Records that describe figures:

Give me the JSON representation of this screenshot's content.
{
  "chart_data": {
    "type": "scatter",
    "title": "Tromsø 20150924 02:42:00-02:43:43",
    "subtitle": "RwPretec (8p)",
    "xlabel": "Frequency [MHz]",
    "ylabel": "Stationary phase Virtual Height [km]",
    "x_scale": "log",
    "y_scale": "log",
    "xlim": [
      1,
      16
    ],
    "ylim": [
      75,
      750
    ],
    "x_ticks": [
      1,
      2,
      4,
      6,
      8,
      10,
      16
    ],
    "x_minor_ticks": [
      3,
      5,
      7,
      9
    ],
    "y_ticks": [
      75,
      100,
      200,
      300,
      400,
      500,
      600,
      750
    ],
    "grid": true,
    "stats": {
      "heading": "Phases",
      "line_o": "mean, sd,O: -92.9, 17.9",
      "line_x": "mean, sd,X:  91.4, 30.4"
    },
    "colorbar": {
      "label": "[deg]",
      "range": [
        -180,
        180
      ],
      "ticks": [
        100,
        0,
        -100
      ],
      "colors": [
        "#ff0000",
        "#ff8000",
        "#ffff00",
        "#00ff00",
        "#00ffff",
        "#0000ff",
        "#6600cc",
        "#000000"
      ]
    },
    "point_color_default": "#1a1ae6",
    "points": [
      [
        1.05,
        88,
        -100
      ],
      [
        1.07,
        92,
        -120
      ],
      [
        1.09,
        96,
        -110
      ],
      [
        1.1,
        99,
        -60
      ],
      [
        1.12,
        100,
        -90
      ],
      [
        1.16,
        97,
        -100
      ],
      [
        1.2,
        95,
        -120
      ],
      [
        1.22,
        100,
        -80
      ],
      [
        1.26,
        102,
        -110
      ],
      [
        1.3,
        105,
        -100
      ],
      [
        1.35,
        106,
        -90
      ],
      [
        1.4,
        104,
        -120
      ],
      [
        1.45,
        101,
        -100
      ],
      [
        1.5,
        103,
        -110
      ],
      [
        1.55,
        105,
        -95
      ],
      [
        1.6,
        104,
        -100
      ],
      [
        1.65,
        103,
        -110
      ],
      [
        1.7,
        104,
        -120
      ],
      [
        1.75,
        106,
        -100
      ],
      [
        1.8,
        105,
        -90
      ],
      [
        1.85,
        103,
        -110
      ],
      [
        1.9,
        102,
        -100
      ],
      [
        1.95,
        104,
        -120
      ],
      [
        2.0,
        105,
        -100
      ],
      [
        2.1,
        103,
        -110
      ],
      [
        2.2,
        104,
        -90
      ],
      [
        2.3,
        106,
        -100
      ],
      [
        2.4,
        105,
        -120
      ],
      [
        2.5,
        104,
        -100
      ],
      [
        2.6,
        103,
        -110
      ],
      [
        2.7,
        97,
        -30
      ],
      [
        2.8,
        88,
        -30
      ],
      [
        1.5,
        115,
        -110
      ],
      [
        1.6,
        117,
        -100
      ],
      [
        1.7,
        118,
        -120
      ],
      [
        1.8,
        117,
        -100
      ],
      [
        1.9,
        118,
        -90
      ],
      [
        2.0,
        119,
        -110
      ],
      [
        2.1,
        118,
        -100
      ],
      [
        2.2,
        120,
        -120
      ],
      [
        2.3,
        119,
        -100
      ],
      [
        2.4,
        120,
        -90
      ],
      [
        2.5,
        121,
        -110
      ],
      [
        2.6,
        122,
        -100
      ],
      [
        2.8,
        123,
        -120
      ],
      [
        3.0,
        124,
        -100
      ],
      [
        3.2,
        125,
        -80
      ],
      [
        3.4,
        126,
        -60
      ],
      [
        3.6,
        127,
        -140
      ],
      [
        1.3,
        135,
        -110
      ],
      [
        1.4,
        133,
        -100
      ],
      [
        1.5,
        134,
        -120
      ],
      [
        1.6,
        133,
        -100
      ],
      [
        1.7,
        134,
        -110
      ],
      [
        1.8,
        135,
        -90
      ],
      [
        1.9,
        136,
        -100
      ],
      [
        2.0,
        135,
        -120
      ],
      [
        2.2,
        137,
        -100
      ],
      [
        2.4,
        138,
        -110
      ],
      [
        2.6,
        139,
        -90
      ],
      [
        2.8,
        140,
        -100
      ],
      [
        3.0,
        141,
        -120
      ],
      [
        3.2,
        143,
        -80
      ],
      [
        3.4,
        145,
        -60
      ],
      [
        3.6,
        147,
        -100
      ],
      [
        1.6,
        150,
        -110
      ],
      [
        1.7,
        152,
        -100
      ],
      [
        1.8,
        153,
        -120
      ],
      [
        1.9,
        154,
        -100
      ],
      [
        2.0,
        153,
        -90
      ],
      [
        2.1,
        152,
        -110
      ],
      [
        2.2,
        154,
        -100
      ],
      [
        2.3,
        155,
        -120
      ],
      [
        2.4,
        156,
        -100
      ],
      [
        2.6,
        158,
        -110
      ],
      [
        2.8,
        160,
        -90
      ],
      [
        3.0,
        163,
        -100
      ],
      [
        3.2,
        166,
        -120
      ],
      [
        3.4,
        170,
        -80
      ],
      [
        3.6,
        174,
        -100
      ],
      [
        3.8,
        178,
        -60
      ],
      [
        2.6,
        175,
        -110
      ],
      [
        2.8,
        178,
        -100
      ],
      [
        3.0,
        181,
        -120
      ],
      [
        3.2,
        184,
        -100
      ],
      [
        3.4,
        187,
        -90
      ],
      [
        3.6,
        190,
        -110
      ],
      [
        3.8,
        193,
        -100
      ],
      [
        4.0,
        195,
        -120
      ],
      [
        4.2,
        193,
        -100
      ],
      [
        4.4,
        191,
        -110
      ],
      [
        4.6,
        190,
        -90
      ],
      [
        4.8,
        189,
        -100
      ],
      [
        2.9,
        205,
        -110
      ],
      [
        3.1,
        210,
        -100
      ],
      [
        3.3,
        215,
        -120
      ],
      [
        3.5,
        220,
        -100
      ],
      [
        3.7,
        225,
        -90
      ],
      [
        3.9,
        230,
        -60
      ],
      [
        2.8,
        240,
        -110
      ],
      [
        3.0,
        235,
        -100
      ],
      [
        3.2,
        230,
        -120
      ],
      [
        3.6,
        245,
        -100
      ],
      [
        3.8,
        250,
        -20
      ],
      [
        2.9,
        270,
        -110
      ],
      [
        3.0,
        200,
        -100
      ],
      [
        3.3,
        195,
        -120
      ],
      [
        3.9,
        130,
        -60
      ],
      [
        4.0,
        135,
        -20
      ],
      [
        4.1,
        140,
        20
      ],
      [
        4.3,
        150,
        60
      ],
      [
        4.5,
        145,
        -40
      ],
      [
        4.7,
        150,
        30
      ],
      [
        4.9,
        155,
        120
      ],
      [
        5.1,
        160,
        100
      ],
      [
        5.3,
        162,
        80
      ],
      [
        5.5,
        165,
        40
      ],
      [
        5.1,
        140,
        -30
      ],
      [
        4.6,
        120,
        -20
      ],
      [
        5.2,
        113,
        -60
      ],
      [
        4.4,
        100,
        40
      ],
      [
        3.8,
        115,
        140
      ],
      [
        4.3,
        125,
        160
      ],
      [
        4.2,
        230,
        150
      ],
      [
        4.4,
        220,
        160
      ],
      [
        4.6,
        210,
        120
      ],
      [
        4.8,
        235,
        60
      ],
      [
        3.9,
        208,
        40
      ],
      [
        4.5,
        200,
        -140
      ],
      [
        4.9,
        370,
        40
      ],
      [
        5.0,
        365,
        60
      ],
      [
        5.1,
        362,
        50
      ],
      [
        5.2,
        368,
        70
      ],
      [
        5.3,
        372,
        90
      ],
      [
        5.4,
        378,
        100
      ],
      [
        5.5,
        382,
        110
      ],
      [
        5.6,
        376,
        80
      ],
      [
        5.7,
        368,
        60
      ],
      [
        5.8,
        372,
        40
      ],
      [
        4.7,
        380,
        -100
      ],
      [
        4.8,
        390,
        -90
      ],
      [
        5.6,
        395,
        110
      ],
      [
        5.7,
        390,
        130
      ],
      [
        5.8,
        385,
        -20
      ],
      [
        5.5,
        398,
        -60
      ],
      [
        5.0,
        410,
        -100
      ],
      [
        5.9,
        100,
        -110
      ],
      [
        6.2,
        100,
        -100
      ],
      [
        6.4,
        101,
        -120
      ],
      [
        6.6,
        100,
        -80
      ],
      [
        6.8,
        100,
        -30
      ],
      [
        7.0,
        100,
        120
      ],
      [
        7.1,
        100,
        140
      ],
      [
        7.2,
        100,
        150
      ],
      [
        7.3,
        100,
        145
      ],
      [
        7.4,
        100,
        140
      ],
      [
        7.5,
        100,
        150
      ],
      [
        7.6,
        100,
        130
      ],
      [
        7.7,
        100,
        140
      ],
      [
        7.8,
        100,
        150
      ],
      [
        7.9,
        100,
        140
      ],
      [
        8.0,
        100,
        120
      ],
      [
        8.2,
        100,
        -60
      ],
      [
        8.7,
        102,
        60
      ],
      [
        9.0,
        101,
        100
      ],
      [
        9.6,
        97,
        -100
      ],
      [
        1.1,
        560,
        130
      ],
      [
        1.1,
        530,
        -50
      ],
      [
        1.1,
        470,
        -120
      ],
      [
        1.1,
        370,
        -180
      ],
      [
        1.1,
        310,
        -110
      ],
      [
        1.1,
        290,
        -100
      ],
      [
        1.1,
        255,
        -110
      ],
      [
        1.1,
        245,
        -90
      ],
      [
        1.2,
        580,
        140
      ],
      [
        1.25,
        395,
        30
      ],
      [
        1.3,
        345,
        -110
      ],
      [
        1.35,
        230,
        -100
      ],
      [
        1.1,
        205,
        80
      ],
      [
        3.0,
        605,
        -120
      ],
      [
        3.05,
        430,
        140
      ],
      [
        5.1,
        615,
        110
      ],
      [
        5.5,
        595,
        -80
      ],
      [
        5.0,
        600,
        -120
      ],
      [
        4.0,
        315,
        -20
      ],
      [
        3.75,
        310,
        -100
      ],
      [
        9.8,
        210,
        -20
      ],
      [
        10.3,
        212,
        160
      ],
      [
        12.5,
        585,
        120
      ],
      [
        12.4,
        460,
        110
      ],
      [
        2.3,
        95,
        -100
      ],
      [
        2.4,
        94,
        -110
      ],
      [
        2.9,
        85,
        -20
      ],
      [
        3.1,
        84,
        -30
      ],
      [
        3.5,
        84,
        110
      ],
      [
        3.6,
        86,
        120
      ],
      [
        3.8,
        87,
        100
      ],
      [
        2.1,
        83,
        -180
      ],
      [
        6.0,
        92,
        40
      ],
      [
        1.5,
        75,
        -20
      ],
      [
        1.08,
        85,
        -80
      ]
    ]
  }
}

The request: Work out how many lines of the material above contain the word "mean", then give only that figure.

Answer for this exercise: 2